§ Task requirements: Rewrite all of the entries below as a numbered list, leaving out any blank lines.

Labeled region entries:
* BEGIN *
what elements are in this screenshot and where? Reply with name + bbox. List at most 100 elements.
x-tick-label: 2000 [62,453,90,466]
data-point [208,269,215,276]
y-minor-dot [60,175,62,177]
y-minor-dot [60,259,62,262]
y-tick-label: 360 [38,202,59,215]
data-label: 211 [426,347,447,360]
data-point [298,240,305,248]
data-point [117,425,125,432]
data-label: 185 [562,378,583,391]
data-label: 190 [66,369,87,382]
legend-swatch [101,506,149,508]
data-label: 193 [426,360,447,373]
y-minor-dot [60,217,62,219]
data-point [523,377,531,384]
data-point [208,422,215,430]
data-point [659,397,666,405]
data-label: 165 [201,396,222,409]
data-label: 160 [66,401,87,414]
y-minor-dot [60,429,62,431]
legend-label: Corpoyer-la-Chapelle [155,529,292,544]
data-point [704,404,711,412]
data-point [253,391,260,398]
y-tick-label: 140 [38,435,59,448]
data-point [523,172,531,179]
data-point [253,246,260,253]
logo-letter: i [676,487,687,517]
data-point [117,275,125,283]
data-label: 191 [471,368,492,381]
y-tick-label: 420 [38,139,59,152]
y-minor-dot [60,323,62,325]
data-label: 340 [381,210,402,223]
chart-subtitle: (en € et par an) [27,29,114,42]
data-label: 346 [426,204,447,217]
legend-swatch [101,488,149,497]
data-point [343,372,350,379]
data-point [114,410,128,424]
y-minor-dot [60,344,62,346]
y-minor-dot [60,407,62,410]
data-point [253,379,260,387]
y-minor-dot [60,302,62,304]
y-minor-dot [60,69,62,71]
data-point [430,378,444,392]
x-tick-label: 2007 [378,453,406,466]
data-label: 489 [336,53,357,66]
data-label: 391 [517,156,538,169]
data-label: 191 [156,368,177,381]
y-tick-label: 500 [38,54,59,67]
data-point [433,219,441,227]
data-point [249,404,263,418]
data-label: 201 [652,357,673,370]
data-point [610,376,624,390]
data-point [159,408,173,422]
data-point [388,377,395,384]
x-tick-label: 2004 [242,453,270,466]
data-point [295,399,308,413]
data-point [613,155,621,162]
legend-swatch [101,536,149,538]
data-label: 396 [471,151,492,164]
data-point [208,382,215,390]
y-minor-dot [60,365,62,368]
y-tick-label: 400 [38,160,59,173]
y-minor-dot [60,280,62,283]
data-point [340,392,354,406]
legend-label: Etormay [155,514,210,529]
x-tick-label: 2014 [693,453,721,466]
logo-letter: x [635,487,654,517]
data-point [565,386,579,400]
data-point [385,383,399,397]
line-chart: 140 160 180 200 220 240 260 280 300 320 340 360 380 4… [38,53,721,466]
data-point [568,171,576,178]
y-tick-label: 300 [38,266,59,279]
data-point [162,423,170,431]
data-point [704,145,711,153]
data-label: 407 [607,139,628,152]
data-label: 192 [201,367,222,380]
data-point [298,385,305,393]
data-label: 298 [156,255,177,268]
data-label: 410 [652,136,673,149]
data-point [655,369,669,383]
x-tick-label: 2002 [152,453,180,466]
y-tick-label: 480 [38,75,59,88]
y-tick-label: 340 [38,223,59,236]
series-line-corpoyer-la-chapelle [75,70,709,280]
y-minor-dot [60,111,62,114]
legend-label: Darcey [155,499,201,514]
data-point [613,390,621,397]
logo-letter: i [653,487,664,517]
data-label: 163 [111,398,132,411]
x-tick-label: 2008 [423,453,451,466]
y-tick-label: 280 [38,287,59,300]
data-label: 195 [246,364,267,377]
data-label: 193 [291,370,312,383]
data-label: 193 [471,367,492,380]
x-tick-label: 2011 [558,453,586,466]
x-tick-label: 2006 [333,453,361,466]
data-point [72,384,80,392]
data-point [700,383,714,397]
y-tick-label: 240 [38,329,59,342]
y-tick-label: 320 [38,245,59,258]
* END *
§ Response to this exercise:
1. what elements are in this screenshot and where? Reply with name + bbox. List at most 100 elements.
2. x-tick-label: 2000 [62,453,90,466]
3. data-point [208,269,215,276]
4. y-minor-dot [60,175,62,177]
5. y-minor-dot [60,259,62,262]
6. y-tick-label: 360 [38,202,59,215]
7. data-label: 211 [426,347,447,360]
8. data-point [298,240,305,248]
9. data-point [117,425,125,432]
10. data-label: 185 [562,378,583,391]
11. data-label: 190 [66,369,87,382]
12. legend-swatch [101,506,149,508]
13. data-label: 193 [426,360,447,373]
14. y-minor-dot [60,217,62,219]
15. data-point [523,377,531,384]
16. data-point [208,422,215,430]
17. data-point [659,397,666,405]
18. data-label: 165 [201,396,222,409]
19. data-label: 160 [66,401,87,414]
20. y-minor-dot [60,429,62,431]
21. legend-label: Corpoyer-la-Chapelle [155,529,292,544]
22. data-point [704,404,711,412]
23. data-point [253,391,260,398]
24. y-tick-label: 140 [38,435,59,448]
25. data-point [523,172,531,179]
26. data-point [253,246,260,253]
27. logo-letter: i [676,487,687,517]
28. data-point [117,275,125,283]
29. data-label: 191 [471,368,492,381]
30. y-tick-label: 420 [38,139,59,152]
31. y-minor-dot [60,323,62,325]
32. data-label: 340 [381,210,402,223]
33. chart-subtitle: (en € et par an) [27,29,114,42]
34. data-label: 346 [426,204,447,217]
35. legend-swatch [101,488,149,497]
36. data-point [343,372,350,379]
37. data-point [114,410,128,424]
38. y-minor-dot [60,344,62,346]
39. y-minor-dot [60,407,62,410]
40. data-point [253,379,260,387]
41. y-minor-dot [60,302,62,304]
42. y-minor-dot [60,69,62,71]
43. data-point [430,378,444,392]
44. x-tick-label: 2007 [378,453,406,466]
45. data-label: 489 [336,53,357,66]
46. data-label: 391 [517,156,538,169]
47. data-label: 191 [156,368,177,381]
48. y-tick-label: 500 [38,54,59,67]
49. data-point [433,219,441,227]
50. data-point [249,404,263,418]
51. data-label: 201 [652,357,673,370]
52. data-point [610,376,624,390]
53. data-point [159,408,173,422]
54. data-point [388,377,395,384]
55. x-tick-label: 2004 [242,453,270,466]
56. data-point [295,399,308,413]
57. data-point [613,155,621,162]
58. legend-swatch [101,536,149,538]
59. data-label: 396 [471,151,492,164]
60. data-point [208,382,215,390]
61. y-minor-dot [60,365,62,368]
62. y-tick-label: 400 [38,160,59,173]
63. y-minor-dot [60,280,62,283]
64. data-point [340,392,354,406]
65. legend-label: Etormay [155,514,210,529]
66. x-tick-label: 2014 [693,453,721,466]
67. logo-letter: x [635,487,654,517]
68. data-point [565,386,579,400]
69. data-point [385,383,399,397]
70. line-chart: 140 160 180 200 220 240 260 280 300 320 340 360 380 4… [38,53,721,466]
71. data-point [568,171,576,178]
72. y-tick-label: 300 [38,266,59,279]
73. data-point [162,423,170,431]
74. data-point [704,145,711,153]
75. data-label: 407 [607,139,628,152]
76. data-label: 192 [201,367,222,380]
77. data-point [298,385,305,393]
78. data-label: 298 [156,255,177,268]
79. data-label: 410 [652,136,673,149]
80. data-point [655,369,669,383]
81. x-tick-label: 2002 [152,453,180,466]
82. y-tick-label: 480 [38,75,59,88]
83. y-tick-label: 340 [38,223,59,236]
84. series-line-corpoyer-la-chapelle [75,70,709,280]
85. y-minor-dot [60,111,62,114]
86. legend-label: Darcey [155,499,201,514]
87. data-point [613,390,621,397]
88. logo-letter: i [653,487,664,517]
89. data-label: 163 [111,398,132,411]
90. x-tick-label: 2008 [423,453,451,466]
91. y-tick-label: 280 [38,287,59,300]
92. data-label: 195 [246,364,267,377]
93. data-label: 193 [291,370,312,383]
94. data-label: 193 [471,367,492,380]
95. x-tick-label: 2011 [558,453,586,466]
96. x-tick-label: 2006 [333,453,361,466]
97. data-point [72,384,80,392]
98. data-point [700,383,714,397]
99. y-tick-label: 240 [38,329,59,342]
100. y-tick-label: 320 [38,245,59,258]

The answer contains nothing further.